** TASK DESCRIPTION **
What lines of the data hold the string "formulaire"? Pull each one out.

** INPUT DATA **
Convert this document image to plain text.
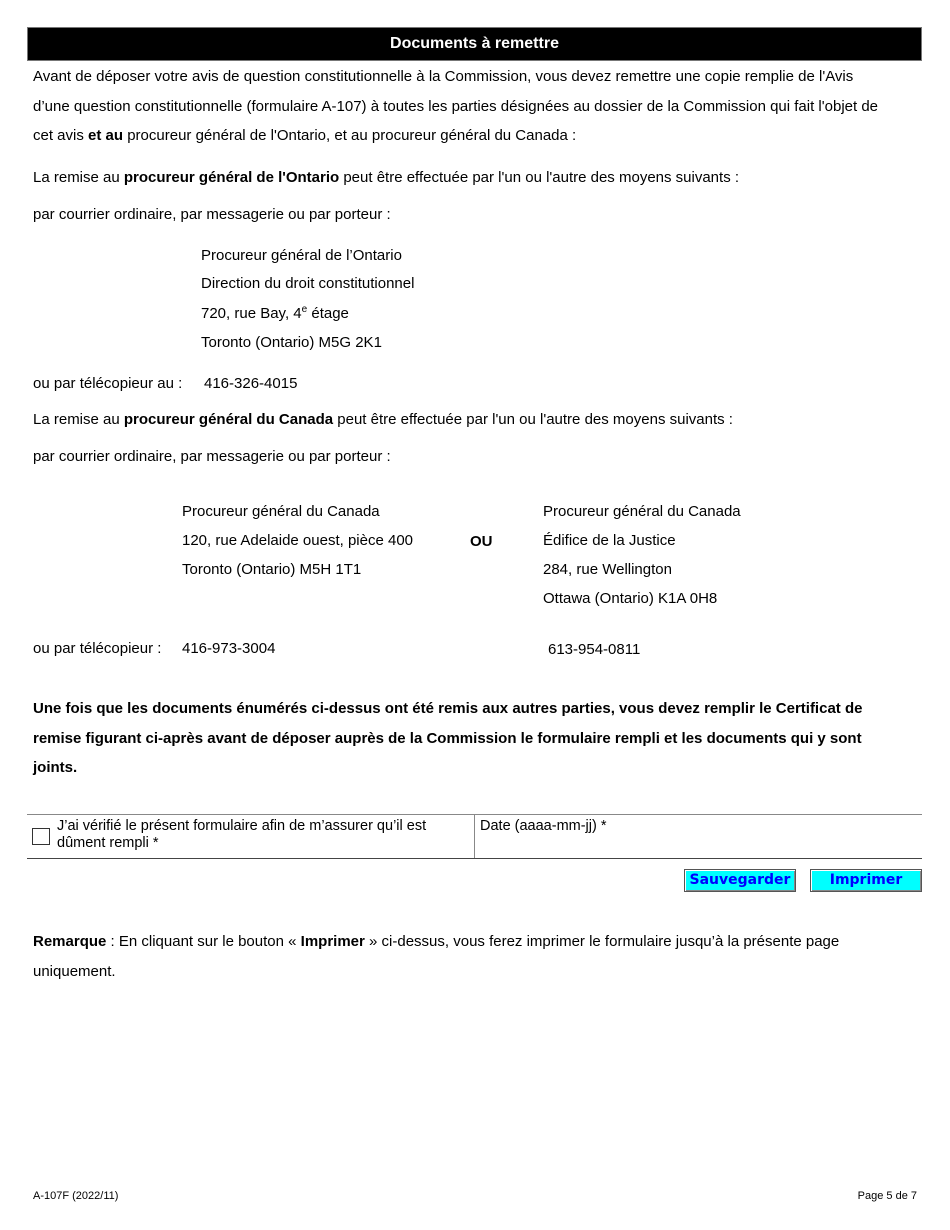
Documents à remettre
Avant de déposer votre avis de question constitutionnelle à la Commission, vous devez remettre une copie remplie de l'Avis
d’une question constitutionnelle (formulaire A-107) à toutes les parties désignées au dossier de la Commission qui fait l'objet de
cet avis et au procureur général de l'Ontario, et au procureur général du Canada :
La remise au procureur général de l'Ontario peut être effectuée par l'un ou l'autre des moyens suivants :
par courrier ordinaire, par messagerie ou par porteur :
Procureur général de l’Ontario
Direction du droit constitutionnel
720, rue Bay, 4e étage
Toronto (Ontario) M5G 2K1
ou par télécopieur au : 416-326-4015
La remise au procureur général du Canada peut être effectuée par l'un ou l'autre des moyens suivants :
par courrier ordinaire, par messagerie ou par porteur :
Procureur général du Canada
120, rue Adelaide ouest, pièce 400
Toronto (Ontario) M5H 1T1
OU
Procureur général du Canada
Édifice de la Justice
284, rue Wellington
Ottawa (Ontario) K1A 0H8
ou par télécopieur : 416-973-3004	613-954-0811
Une fois que les documents énumérés ci-dessus ont été remis aux autres parties, vous devez remplir le Certificat de
remise figurant ci-après avant de déposer auprès de la Commission le formulaire rempli et les documents qui y sont
joints.
J’ai vérifié le présent formulaire afin de m’assurer qu’il est dûment rempli *
Date (aaaa-mm-jj) *
Sauvegarder	Imprimer
Remarque : En cliquant sur le bouton « Imprimer » ci-dessus, vous ferez imprimer le formulaire jusqu’à la présente page
uniquement.
A-107F (2022/11)	Page 5 de 7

** EXERCISE RESULT **
d’une question constitutionnelle (formulaire A-107) à toutes les parties désignées au dossier de la Commission qui fait l'objet de
remise figurant ci-après avant de déposer auprès de la Commission le formulaire rempli et les documents qui y sont
J’ai vérifié le présent formulaire afin de m’assurer qu’il est dûment rempli *
Remarque : En cliquant sur le bouton « Imprimer » ci-dessus, vous ferez imprimer le formulaire jusqu’à la présente page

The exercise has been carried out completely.